__INSTRUCTIONS FOR THE TASK__. Going through the material below, please gather all lines with the word "name" in them.
--- START TASK INPUT ---
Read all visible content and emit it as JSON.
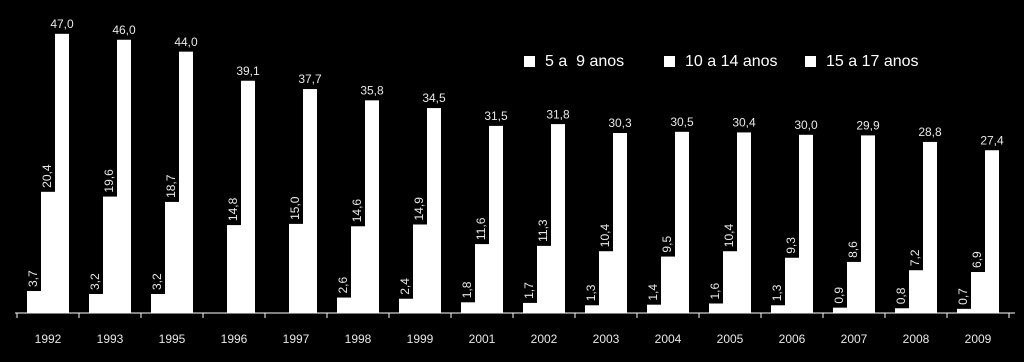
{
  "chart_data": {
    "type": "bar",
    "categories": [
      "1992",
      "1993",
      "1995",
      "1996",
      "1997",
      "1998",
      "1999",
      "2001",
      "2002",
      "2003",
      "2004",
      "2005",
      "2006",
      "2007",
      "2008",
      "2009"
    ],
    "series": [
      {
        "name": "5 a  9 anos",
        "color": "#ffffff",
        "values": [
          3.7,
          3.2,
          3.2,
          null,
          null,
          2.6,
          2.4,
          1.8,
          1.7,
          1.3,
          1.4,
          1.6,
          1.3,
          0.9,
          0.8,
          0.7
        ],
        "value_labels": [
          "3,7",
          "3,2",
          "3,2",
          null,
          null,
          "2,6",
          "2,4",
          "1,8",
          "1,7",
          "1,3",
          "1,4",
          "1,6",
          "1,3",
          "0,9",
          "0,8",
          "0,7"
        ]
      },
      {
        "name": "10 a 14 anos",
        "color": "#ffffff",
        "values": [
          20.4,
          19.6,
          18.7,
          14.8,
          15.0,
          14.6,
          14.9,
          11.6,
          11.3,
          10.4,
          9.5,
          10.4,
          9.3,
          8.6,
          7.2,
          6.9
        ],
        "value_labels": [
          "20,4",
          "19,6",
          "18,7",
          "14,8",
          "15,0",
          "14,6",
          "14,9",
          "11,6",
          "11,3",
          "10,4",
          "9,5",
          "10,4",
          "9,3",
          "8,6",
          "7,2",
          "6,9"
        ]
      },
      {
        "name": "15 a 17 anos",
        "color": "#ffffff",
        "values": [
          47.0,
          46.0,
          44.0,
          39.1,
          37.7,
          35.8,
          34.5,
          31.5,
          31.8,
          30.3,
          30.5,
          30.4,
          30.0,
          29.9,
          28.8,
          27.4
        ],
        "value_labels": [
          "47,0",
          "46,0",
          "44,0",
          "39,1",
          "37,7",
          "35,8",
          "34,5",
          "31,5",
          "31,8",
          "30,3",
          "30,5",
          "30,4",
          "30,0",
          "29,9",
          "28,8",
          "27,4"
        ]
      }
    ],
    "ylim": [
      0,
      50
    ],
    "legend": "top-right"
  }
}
--- END TASK INPUT ---
__ANSWER BELOW__.
        "name": "5 a  9 anos",
        "name": "10 a 14 anos",
        "name": "15 a 17 anos",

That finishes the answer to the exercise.